Of the lines in the listing below, how many hold "verses"? Answer with the number only.

▸ **Supplied data**:
****************************************
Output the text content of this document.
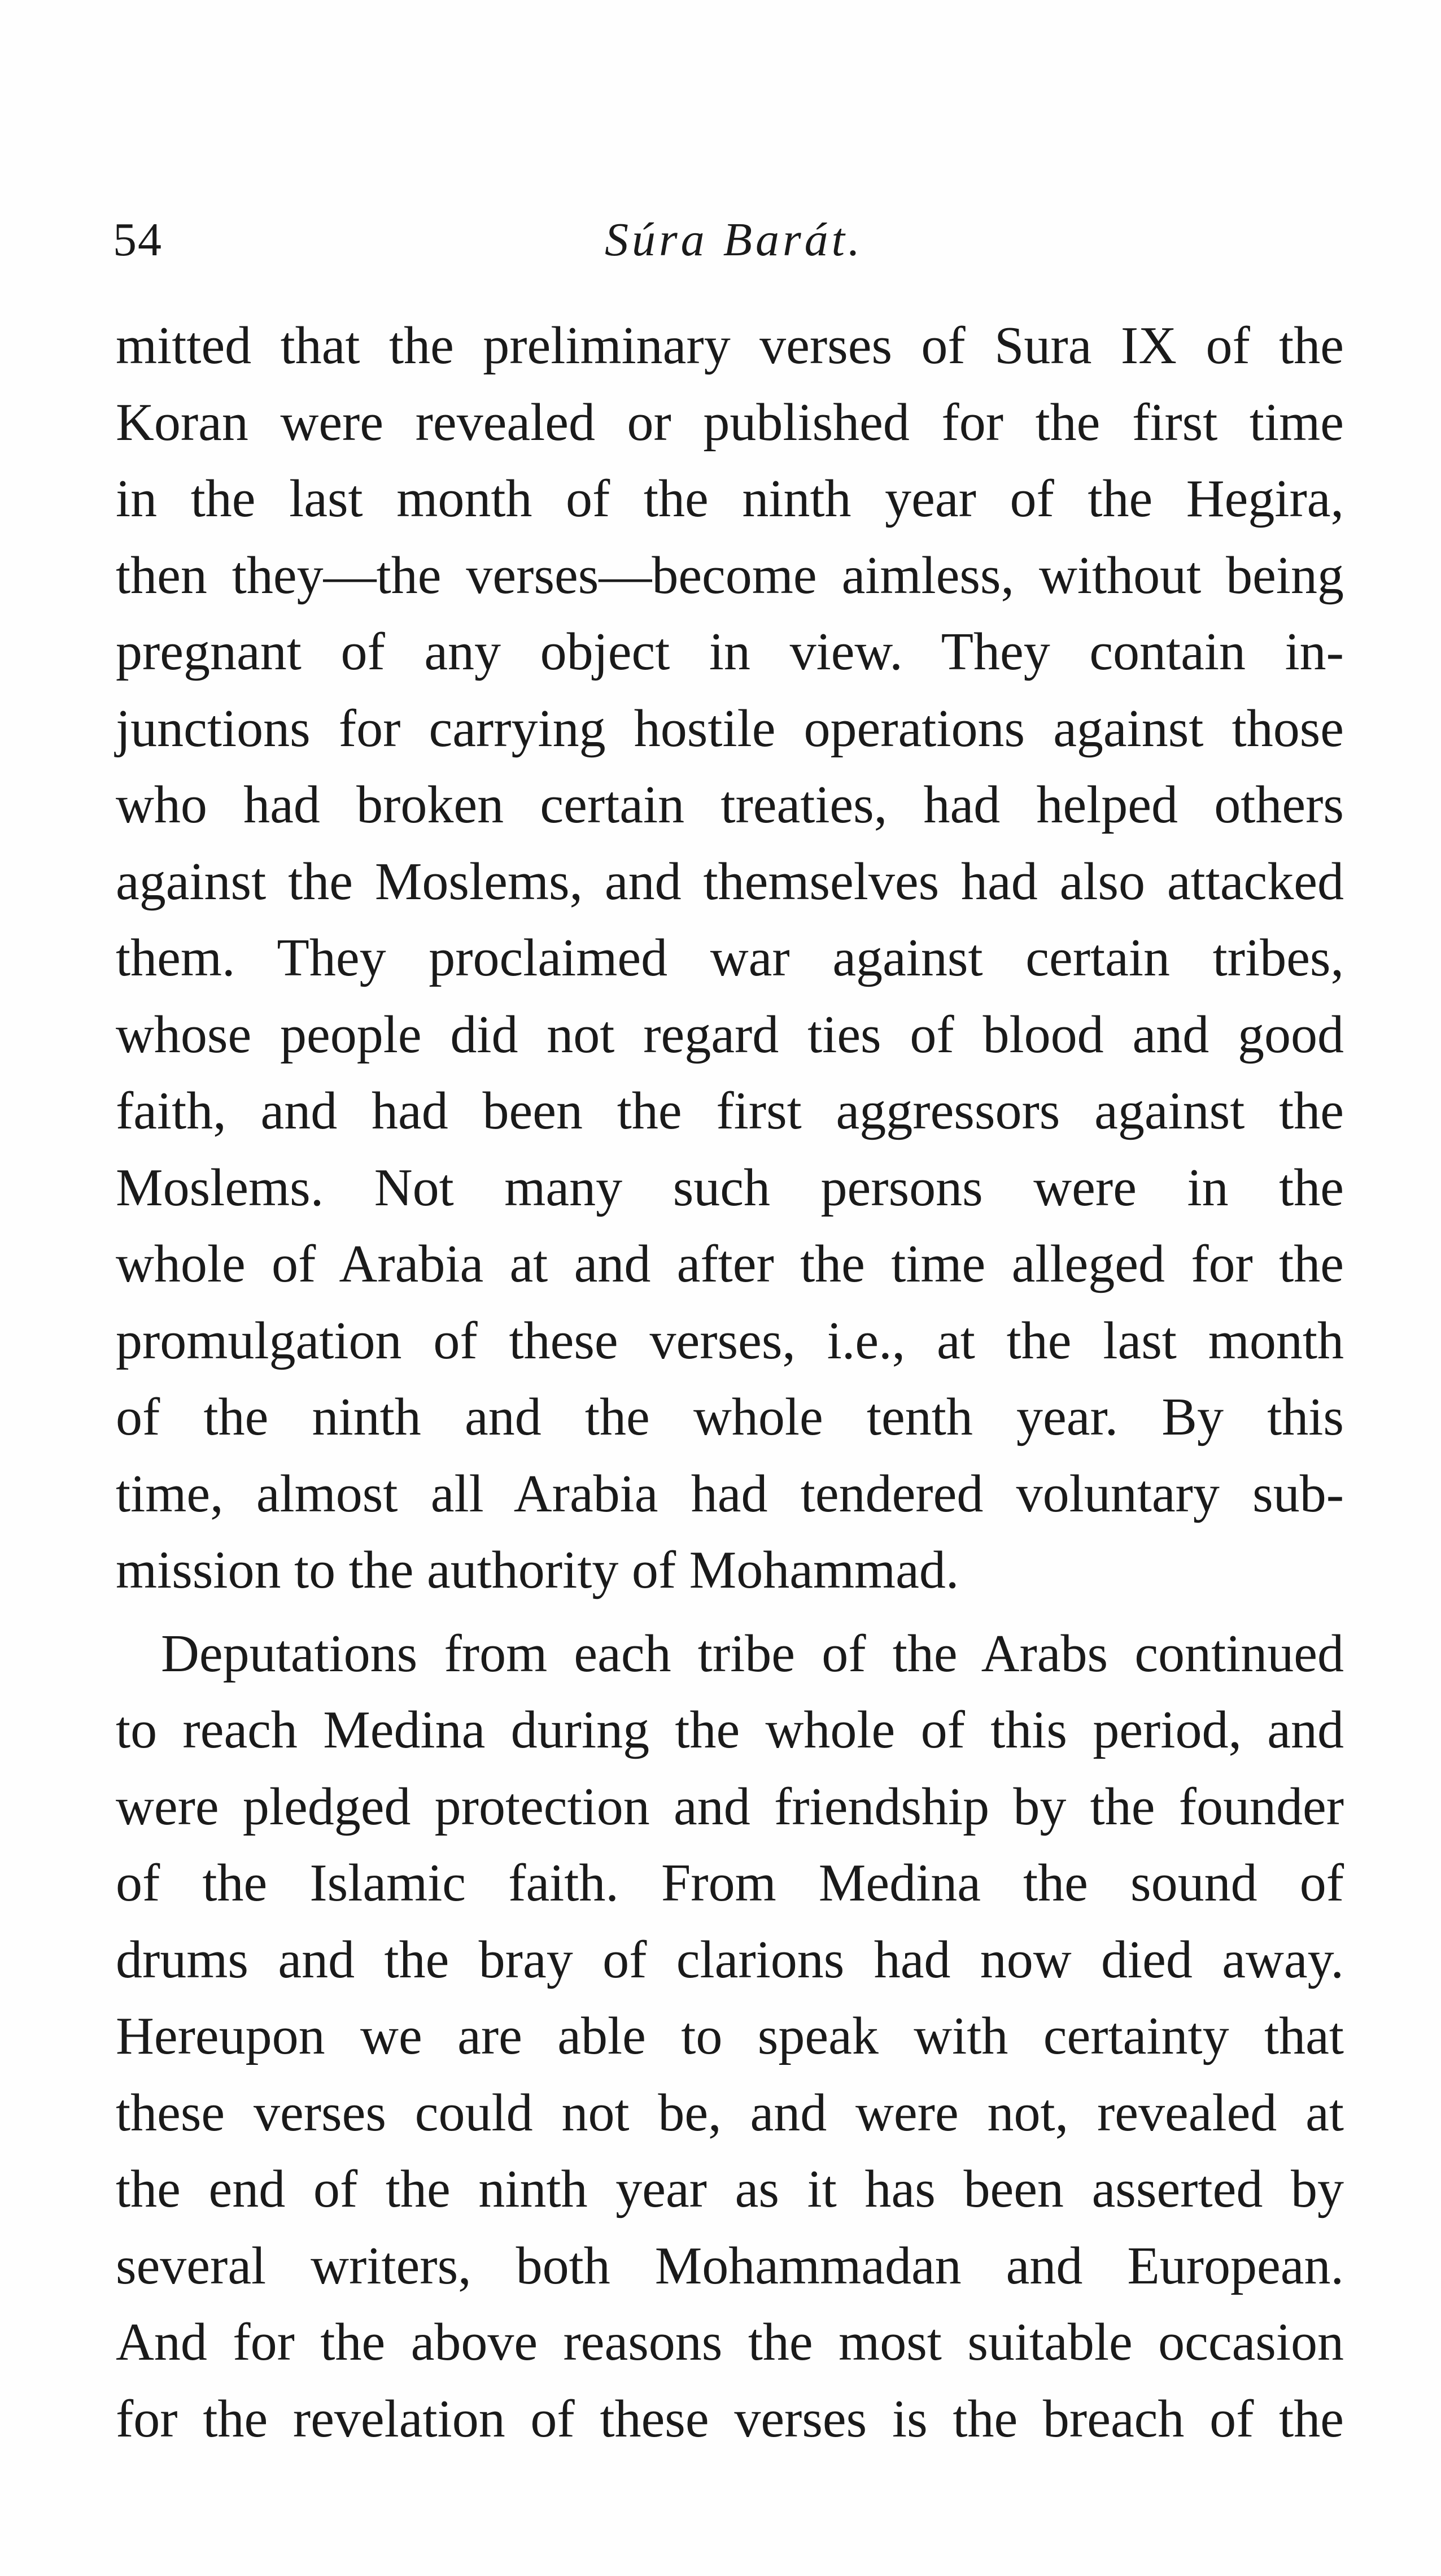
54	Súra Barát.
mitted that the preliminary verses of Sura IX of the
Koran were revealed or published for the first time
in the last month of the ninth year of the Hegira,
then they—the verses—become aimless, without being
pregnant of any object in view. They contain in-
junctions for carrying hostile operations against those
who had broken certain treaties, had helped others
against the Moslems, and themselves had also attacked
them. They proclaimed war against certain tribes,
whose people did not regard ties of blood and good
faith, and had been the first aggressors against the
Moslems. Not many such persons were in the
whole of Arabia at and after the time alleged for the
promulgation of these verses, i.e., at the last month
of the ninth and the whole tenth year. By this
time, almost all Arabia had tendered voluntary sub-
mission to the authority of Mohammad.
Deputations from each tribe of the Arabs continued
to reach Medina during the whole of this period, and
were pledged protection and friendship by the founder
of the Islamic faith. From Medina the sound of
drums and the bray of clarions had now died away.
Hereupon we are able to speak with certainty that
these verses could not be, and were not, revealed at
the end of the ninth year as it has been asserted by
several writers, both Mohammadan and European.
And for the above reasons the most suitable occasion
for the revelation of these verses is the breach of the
****************************************
▸ **Solution for this task**: 5